Stored data:
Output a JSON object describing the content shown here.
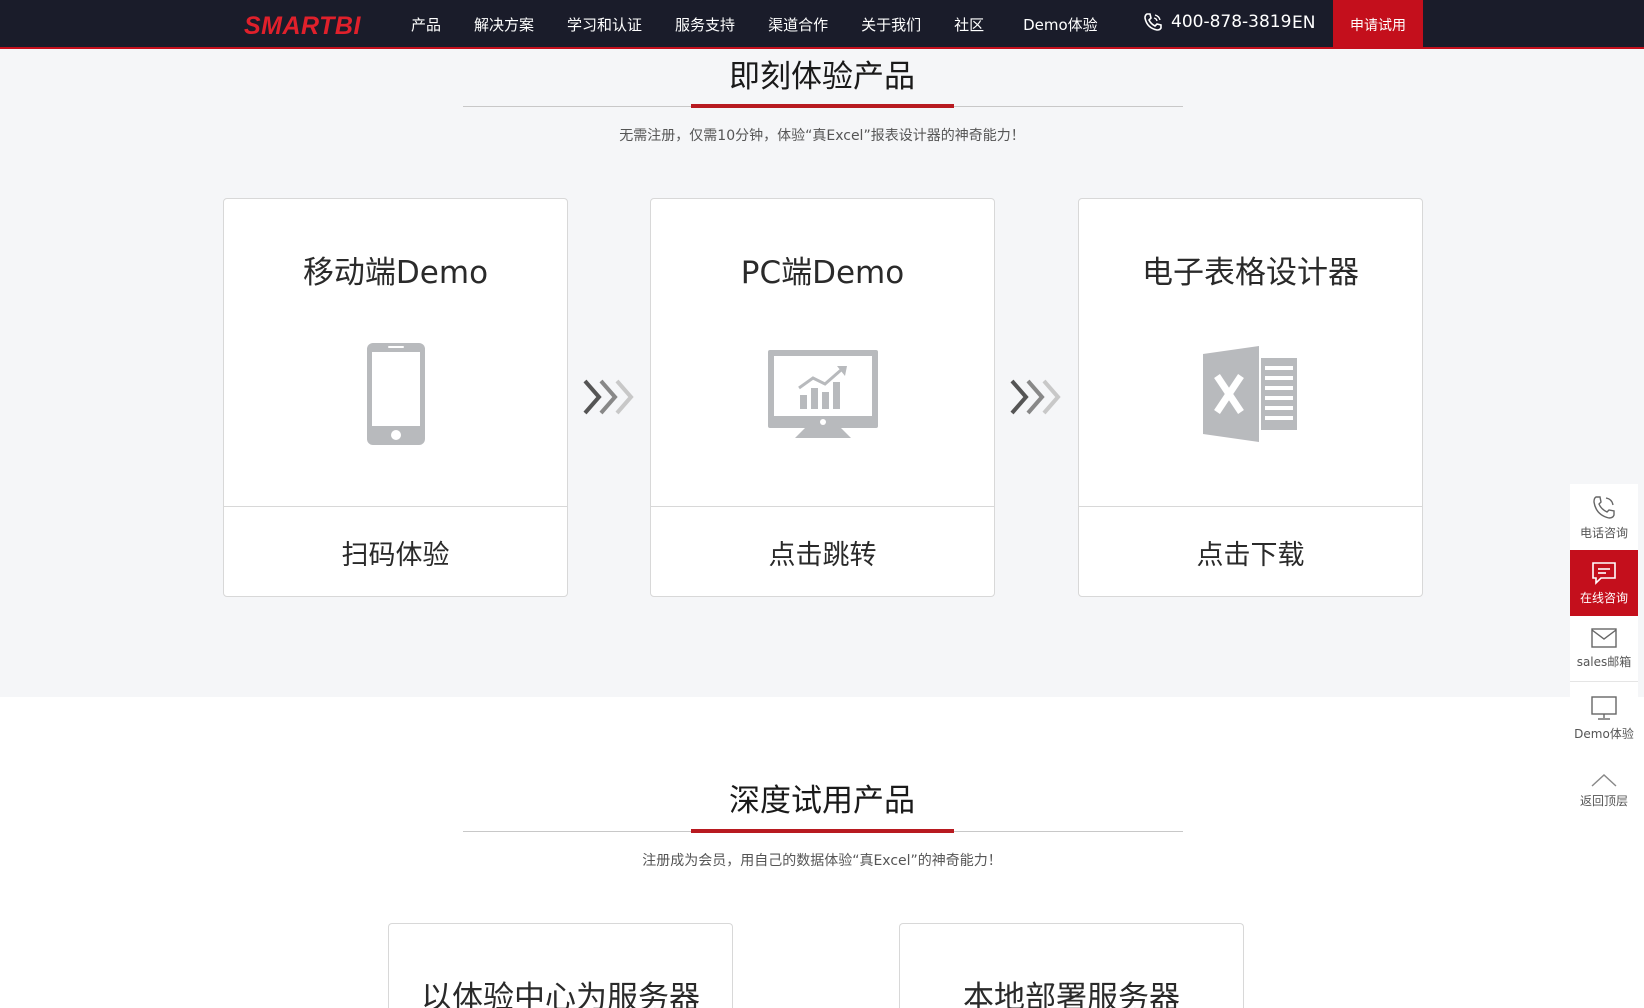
{
  "header": {
    "logo": "SMARTBI",
    "nav": [
      "产品",
      "解决方案",
      "学习和认证",
      "服务支持",
      "渠道合作",
      "关于我们",
      "社区",
      "Demo体验"
    ],
    "phone": "400-878-3819",
    "lang": "EN",
    "trial": "申请试用"
  },
  "section1": {
    "title": "即刻体验产品",
    "subtitle": "无需注册，仅需10分钟，体验“真Excel”报表设计器的神奇能力！",
    "cards": [
      {
        "title": "移动端Demo",
        "icon": "mobile-phone-icon",
        "action": "扫码体验"
      },
      {
        "title": "PC端Demo",
        "icon": "monitor-chart-icon",
        "action": "点击跳转"
      },
      {
        "title": "电子表格设计器",
        "icon": "excel-icon",
        "action": "点击下载"
      }
    ]
  },
  "section2": {
    "title": "深度试用产品",
    "subtitle": "注册成为会员，用自己的数据体验“真Excel”的神奇能力！",
    "cards": [
      {
        "title": "以体验中心为服务器"
      },
      {
        "title": "本地部署服务器"
      }
    ]
  },
  "float": [
    {
      "label": "电话咨询",
      "icon": "phone-icon"
    },
    {
      "label": "在线咨询",
      "icon": "chat-icon",
      "active": true
    },
    {
      "label": "sales邮箱",
      "icon": "mail-icon"
    },
    {
      "label": "Demo体验",
      "icon": "monitor-icon"
    },
    {
      "label": "返回顶层",
      "icon": "arrow-up-icon"
    }
  ],
  "colors": {
    "brand_red": "#c40f1c",
    "nav_bg": "#1a1c2a",
    "section_bg": "#f5f6f8"
  }
}
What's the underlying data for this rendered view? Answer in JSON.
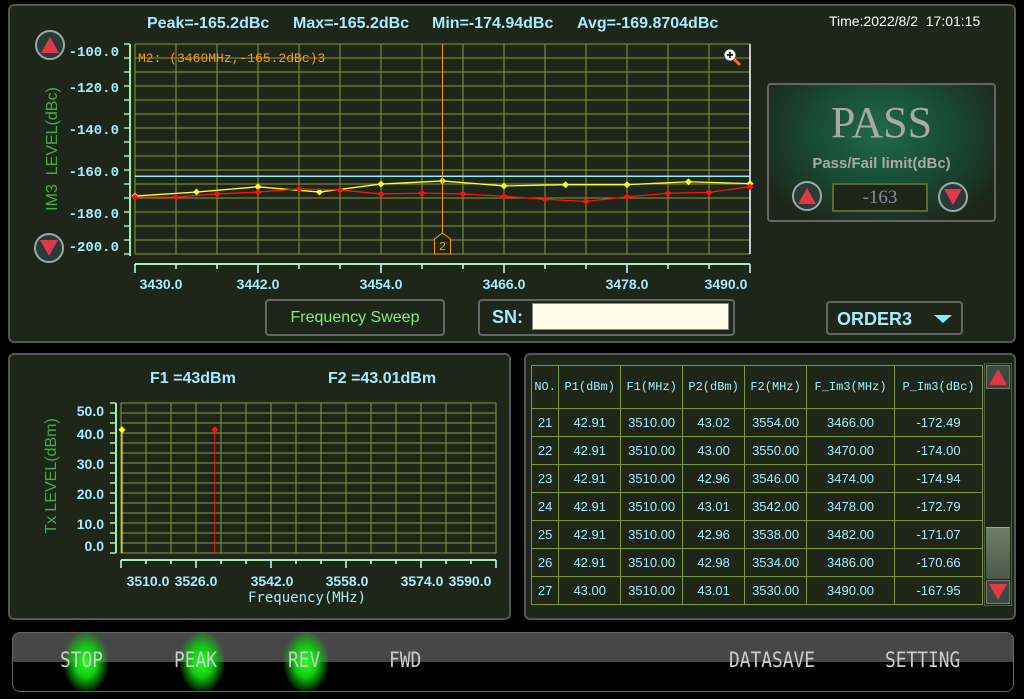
{
  "header": {
    "peak": "Peak=-165.2dBc",
    "max": "Max=-165.2dBc",
    "min": "Min=-174.94dBc",
    "avg": "Avg=-169.8704dBc",
    "time": "Time:2022/8/2  17:01:15"
  },
  "im3_chart": {
    "ylabel": "IM3  LEVEL(dBc)",
    "marker_label": "M2: (3460MHz,-165.2dBc)3",
    "marker_tag": "2",
    "colors": {
      "limit": "#8ff0f0",
      "series_red": "#ff1010",
      "series_yellow": "#ffff20",
      "marker": "#ff9900",
      "grid": "#8a9a3a"
    }
  },
  "chart_data": [
    {
      "type": "line",
      "ylabel": "IM3  LEVEL(dBc)",
      "xlim": [
        3430,
        3490
      ],
      "ylim": [
        -200,
        -100
      ],
      "x_ticks": [
        "3430.0",
        "3442.0",
        "3454.0",
        "3466.0",
        "3478.0",
        "3490.0"
      ],
      "y_ticks": [
        "-100.0",
        "-120.0",
        "-140.0",
        "-160.0",
        "-180.0",
        "-200.0"
      ],
      "grid": true,
      "limit_line": -163,
      "marker": {
        "x": 3460,
        "y": -165.2
      },
      "series": [
        {
          "color": "#ff1010",
          "x": [
            3430,
            3434,
            3438,
            3442,
            3446,
            3450,
            3454,
            3458,
            3462,
            3466,
            3470,
            3474,
            3478,
            3482,
            3486,
            3490
          ],
          "y": [
            -172.9,
            -172.9,
            -171.4,
            -170.5,
            -169,
            -169.5,
            -171.4,
            -171,
            -171.4,
            -172.49,
            -174,
            -174.94,
            -172.79,
            -171.07,
            -170.66,
            -167.95
          ]
        },
        {
          "color": "#ffff20",
          "x": [
            3430,
            3436,
            3442,
            3448,
            3454,
            3460,
            3466,
            3472,
            3478,
            3484,
            3490
          ],
          "y": [
            -172.4,
            -170.5,
            -168,
            -170.5,
            -166.7,
            -165.2,
            -167.6,
            -167,
            -167,
            -165.6,
            -166.5
          ]
        }
      ]
    },
    {
      "type": "scatter",
      "title_f1": "F1 =43dBm",
      "title_f2": "F2 =43.01dBm",
      "ylabel": "Tx LEVEL(dBm)",
      "xlabel": "Frequency(MHz)",
      "xlim": [
        3510,
        3590
      ],
      "ylim": [
        0,
        50
      ],
      "x_ticks": [
        "3510.0",
        "3526.0",
        "3542.0",
        "3558.0",
        "3574.0",
        "3590.0"
      ],
      "y_ticks": [
        "50.0",
        "40.0",
        "30.0",
        "20.0",
        "10.0",
        "0.0"
      ],
      "grid": true,
      "points": [
        {
          "x": 3510,
          "y": 43,
          "color": "#ffff20"
        },
        {
          "x": 3530,
          "y": 43.01,
          "color": "#ff1010"
        }
      ]
    }
  ],
  "pass_panel": {
    "result": "PASS",
    "limit_label": "Pass/Fail limit(dBc)",
    "limit_value": "-163"
  },
  "controls": {
    "sweep_label": "Frequency Sweep",
    "sn_label": "SN:",
    "sn_value": "",
    "order_value": "ORDER3"
  },
  "table": {
    "headers": [
      "NO.",
      "P1(dBm)",
      "F1(MHz)",
      "P2(dBm)",
      "F2(MHz)",
      "F_Im3(MHz)",
      "P_Im3(dBc)"
    ],
    "rows": [
      [
        "21",
        "42.91",
        "3510.00",
        "43.02",
        "3554.00",
        "3466.00",
        "-172.49"
      ],
      [
        "22",
        "42.91",
        "3510.00",
        "43.00",
        "3550.00",
        "3470.00",
        "-174.00"
      ],
      [
        "23",
        "42.91",
        "3510.00",
        "42.96",
        "3546.00",
        "3474.00",
        "-174.94"
      ],
      [
        "24",
        "42.91",
        "3510.00",
        "43.01",
        "3542.00",
        "3478.00",
        "-172.79"
      ],
      [
        "25",
        "42.91",
        "3510.00",
        "42.96",
        "3538.00",
        "3482.00",
        "-171.07"
      ],
      [
        "26",
        "42.91",
        "3510.00",
        "42.98",
        "3534.00",
        "3486.00",
        "-170.66"
      ],
      [
        "27",
        "43.00",
        "3510.00",
        "43.01",
        "3530.00",
        "3490.00",
        "-167.95"
      ]
    ]
  },
  "toolbar": {
    "stop": "STOP",
    "peak": "PEAK",
    "rev": "REV",
    "fwd": "FWD",
    "datasave": "DATASAVE",
    "setting": "SETTING"
  }
}
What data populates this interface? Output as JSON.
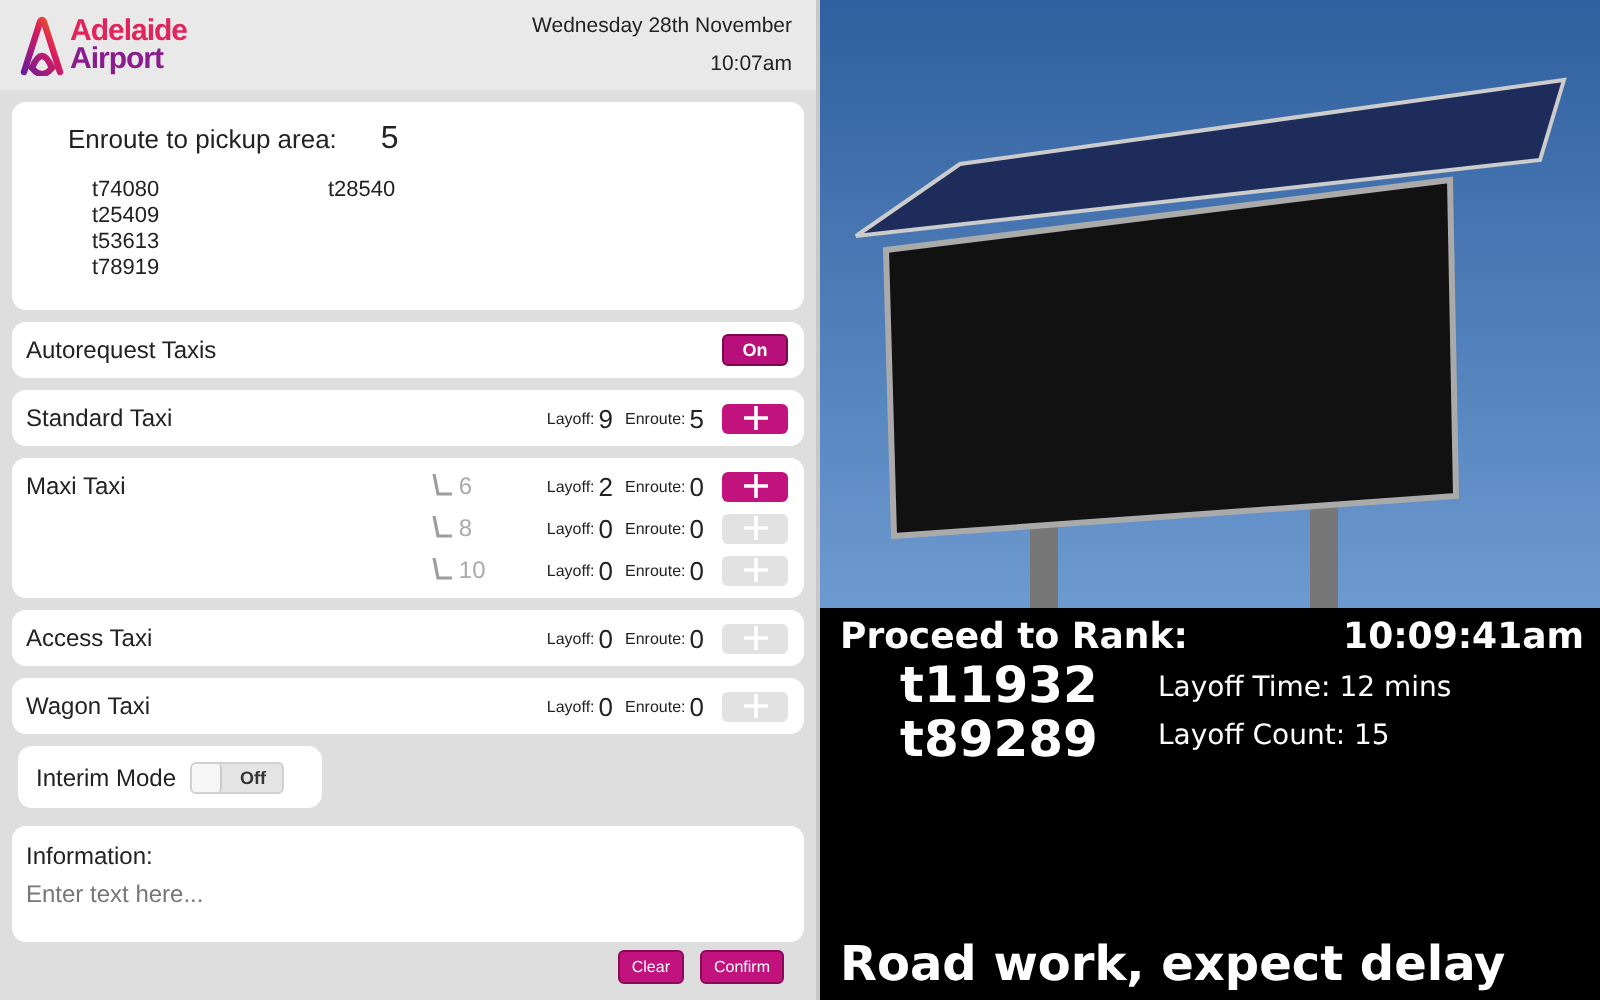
{
  "header": {
    "logo_line_1": "Adelaide",
    "logo_line_2": "Airport",
    "date": "Wednesday 28th November",
    "time": "10:07am"
  },
  "enroute": {
    "label": "Enroute to pickup area:",
    "count": "5",
    "taxis": [
      "t74080",
      "t25409",
      "t53613",
      "t78919",
      "t28540"
    ]
  },
  "autorequest": {
    "label": "Autorequest Taxis",
    "on": true,
    "toggle_label": "On"
  },
  "taxi_types": [
    {
      "name": "Standard Taxi",
      "rows": [
        {
          "layoff_label": "Layoff:",
          "layoff": "9",
          "enroute_label": "Enroute:",
          "enroute": "5",
          "disabled": false
        }
      ]
    },
    {
      "name": "Maxi Taxi",
      "rows": [
        {
          "seats": "6",
          "layoff_label": "Layoff:",
          "layoff": "2",
          "enroute_label": "Enroute:",
          "enroute": "0",
          "disabled": false
        },
        {
          "seats": "8",
          "layoff_label": "Layoff:",
          "layoff": "0",
          "enroute_label": "Enroute:",
          "enroute": "0",
          "disabled": true
        },
        {
          "seats": "10",
          "layoff_label": "Layoff:",
          "layoff": "0",
          "enroute_label": "Enroute:",
          "enroute": "0",
          "disabled": true
        }
      ]
    },
    {
      "name": "Access Taxi",
      "rows": [
        {
          "layoff_label": "Layoff:",
          "layoff": "0",
          "enroute_label": "Enroute:",
          "enroute": "0",
          "disabled": true
        }
      ]
    },
    {
      "name": "Wagon Taxi",
      "rows": [
        {
          "layoff_label": "Layoff:",
          "layoff": "0",
          "enroute_label": "Enroute:",
          "enroute": "0",
          "disabled": true
        }
      ]
    }
  ],
  "interim_mode": {
    "label": "Interim Mode",
    "on": false,
    "toggle_label": "Off"
  },
  "information": {
    "label": "Information:",
    "placeholder": "Enter text here..."
  },
  "buttons": [
    "Clear",
    "Confirm"
  ],
  "display": {
    "heading": "Proceed to Rank:",
    "time": "10:09:41am",
    "taxis": [
      "t11932",
      "t89289"
    ],
    "layoff_time": "Layoff Time: 12 mins",
    "layoff_count": "Layoff Count: 15",
    "message": "Road work, expect delay"
  }
}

◆ Directions:
Look for the word "ylabel" and return every line where it occurs.

◆ Task response:
    "ylabel": "IM3  LEVEL(dBc)",
      "ylabel": "IM3  LEVEL(dBc)",
      "ylabel": "Tx LEVEL(dBm)",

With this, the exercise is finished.